#### [GIVEN REQUEST]
Repeat every one of the rows below word for word, and leave out the pictures.

#### [GIVEN DATA]
★ ★ ★ ★ ★ ★ ★

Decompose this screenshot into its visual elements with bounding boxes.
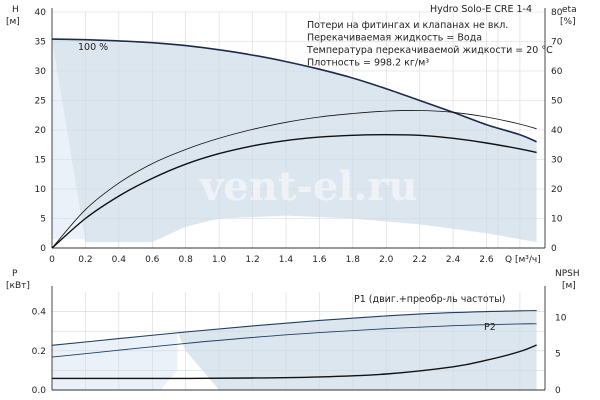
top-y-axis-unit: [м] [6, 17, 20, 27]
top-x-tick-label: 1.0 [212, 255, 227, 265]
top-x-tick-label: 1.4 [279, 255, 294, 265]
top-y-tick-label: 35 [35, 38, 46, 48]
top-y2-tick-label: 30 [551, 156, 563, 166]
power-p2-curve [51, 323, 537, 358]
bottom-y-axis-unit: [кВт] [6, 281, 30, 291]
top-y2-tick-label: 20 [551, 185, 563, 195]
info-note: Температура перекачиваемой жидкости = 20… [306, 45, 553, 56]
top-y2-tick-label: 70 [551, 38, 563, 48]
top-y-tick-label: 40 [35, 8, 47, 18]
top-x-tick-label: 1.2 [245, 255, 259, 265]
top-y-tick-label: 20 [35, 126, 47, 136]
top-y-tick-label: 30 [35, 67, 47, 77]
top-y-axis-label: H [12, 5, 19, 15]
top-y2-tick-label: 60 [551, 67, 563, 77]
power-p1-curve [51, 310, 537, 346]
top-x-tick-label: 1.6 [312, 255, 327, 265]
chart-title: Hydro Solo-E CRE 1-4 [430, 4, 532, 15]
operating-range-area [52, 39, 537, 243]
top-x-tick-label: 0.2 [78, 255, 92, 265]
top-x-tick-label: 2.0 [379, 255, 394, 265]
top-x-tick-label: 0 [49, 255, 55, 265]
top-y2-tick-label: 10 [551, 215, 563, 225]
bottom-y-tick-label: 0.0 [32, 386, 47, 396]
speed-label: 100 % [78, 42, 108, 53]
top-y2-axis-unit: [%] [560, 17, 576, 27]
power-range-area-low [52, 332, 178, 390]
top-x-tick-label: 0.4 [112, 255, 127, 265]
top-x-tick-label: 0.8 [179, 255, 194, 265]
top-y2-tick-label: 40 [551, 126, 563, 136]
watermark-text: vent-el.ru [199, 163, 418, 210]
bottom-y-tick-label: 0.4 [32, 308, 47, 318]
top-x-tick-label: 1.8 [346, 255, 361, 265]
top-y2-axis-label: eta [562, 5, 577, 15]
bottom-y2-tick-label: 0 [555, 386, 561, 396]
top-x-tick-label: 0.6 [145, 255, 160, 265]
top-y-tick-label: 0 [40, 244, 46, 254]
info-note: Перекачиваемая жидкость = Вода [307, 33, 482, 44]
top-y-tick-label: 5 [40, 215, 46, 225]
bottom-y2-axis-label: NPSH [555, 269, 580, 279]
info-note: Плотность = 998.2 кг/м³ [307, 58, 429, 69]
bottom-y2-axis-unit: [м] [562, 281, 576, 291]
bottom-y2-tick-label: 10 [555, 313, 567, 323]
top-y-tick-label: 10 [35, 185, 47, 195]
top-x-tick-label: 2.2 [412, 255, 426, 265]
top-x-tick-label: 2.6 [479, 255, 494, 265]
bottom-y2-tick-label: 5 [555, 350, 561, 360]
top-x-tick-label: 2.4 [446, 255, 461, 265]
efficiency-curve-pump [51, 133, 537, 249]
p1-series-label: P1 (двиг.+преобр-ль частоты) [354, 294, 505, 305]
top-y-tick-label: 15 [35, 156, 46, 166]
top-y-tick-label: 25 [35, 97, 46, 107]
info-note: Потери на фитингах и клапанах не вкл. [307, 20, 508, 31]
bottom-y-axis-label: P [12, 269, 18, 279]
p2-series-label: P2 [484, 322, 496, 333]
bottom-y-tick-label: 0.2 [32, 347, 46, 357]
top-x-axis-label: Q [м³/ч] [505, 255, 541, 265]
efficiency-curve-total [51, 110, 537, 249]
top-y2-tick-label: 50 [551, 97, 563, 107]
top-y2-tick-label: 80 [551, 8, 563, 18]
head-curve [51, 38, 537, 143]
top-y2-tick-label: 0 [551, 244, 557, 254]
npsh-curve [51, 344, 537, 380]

★ ★ ★ ★ ★ ★ ★

#### [SOLUTION TO THIS EXERCISE]
Decompose this screenshot into its visual elements with bounding boxes.
top-y-axis-unit: [м] [6, 17, 20, 27]
top-x-tick-label: 1.0 [212, 255, 227, 265]
top-x-tick-label: 1.4 [279, 255, 294, 265]
top-y-tick-label: 35 [35, 38, 46, 48]
top-y2-tick-label: 30 [551, 156, 563, 166]
power-p2-curve [51, 323, 537, 358]
bottom-y-axis-unit: [кВт] [6, 281, 30, 291]
top-y2-tick-label: 20 [551, 185, 563, 195]
info-note: Температура перекачиваемой жидкости = 20… [306, 45, 553, 56]
top-y2-tick-label: 70 [551, 38, 563, 48]
top-y-tick-label: 40 [35, 8, 47, 18]
top-x-tick-label: 1.2 [245, 255, 259, 265]
top-y-tick-label: 20 [35, 126, 47, 136]
top-y-tick-label: 30 [35, 67, 47, 77]
top-y-axis-label: H [12, 5, 19, 15]
top-y2-tick-label: 60 [551, 67, 563, 77]
power-p1-curve [51, 310, 537, 346]
top-x-tick-label: 1.6 [312, 255, 327, 265]
chart-title: Hydro Solo-E CRE 1-4 [430, 4, 532, 15]
operating-range-area [52, 39, 537, 243]
top-x-tick-label: 0.2 [78, 255, 92, 265]
top-x-tick-label: 2.0 [379, 255, 394, 265]
top-x-tick-label: 0 [49, 255, 55, 265]
top-y2-tick-label: 10 [551, 215, 563, 225]
bottom-y-tick-label: 0.0 [32, 386, 47, 396]
speed-label: 100 % [78, 42, 108, 53]
top-y2-axis-unit: [%] [560, 17, 576, 27]
power-range-area-low [52, 332, 178, 390]
top-x-tick-label: 0.4 [112, 255, 127, 265]
top-x-tick-label: 0.8 [179, 255, 194, 265]
top-y2-tick-label: 40 [551, 126, 563, 136]
watermark-text: vent-el.ru [199, 163, 418, 210]
bottom-y-tick-label: 0.4 [32, 308, 47, 318]
top-x-tick-label: 1.8 [346, 255, 361, 265]
top-y2-axis-label: eta [562, 5, 577, 15]
bottom-y2-tick-label: 0 [555, 386, 561, 396]
top-x-tick-label: 0.6 [145, 255, 160, 265]
top-y-tick-label: 0 [40, 244, 46, 254]
info-note: Перекачиваемая жидкость = Вода [307, 33, 482, 44]
top-y-tick-label: 5 [40, 215, 46, 225]
bottom-y2-axis-label: NPSH [555, 269, 580, 279]
info-note: Плотность = 998.2 кг/м³ [307, 58, 429, 69]
bottom-y2-axis-unit: [м] [562, 281, 576, 291]
bottom-y2-tick-label: 10 [555, 313, 567, 323]
top-y-tick-label: 10 [35, 185, 47, 195]
top-x-tick-label: 2.2 [412, 255, 426, 265]
top-x-tick-label: 2.6 [479, 255, 494, 265]
bottom-y2-tick-label: 5 [555, 350, 561, 360]
top-x-tick-label: 2.4 [446, 255, 461, 265]
efficiency-curve-pump [51, 133, 537, 249]
p1-series-label: P1 (двиг.+преобр-ль частоты) [354, 294, 505, 305]
top-y-tick-label: 15 [35, 156, 46, 166]
top-y-tick-label: 25 [35, 97, 46, 107]
info-note: Потери на фитингах и клапанах не вкл. [307, 20, 508, 31]
bottom-y-axis-label: P [12, 269, 18, 279]
p2-series-label: P2 [484, 322, 496, 333]
bottom-y-tick-label: 0.2 [32, 347, 46, 357]
top-x-axis-label: Q [м³/ч] [505, 255, 541, 265]
efficiency-curve-total [51, 110, 537, 249]
top-y2-tick-label: 50 [551, 97, 563, 107]
top-y2-tick-label: 80 [551, 8, 563, 18]
head-curve [51, 38, 537, 143]
top-y2-tick-label: 0 [551, 244, 557, 254]
npsh-curve [51, 344, 537, 380]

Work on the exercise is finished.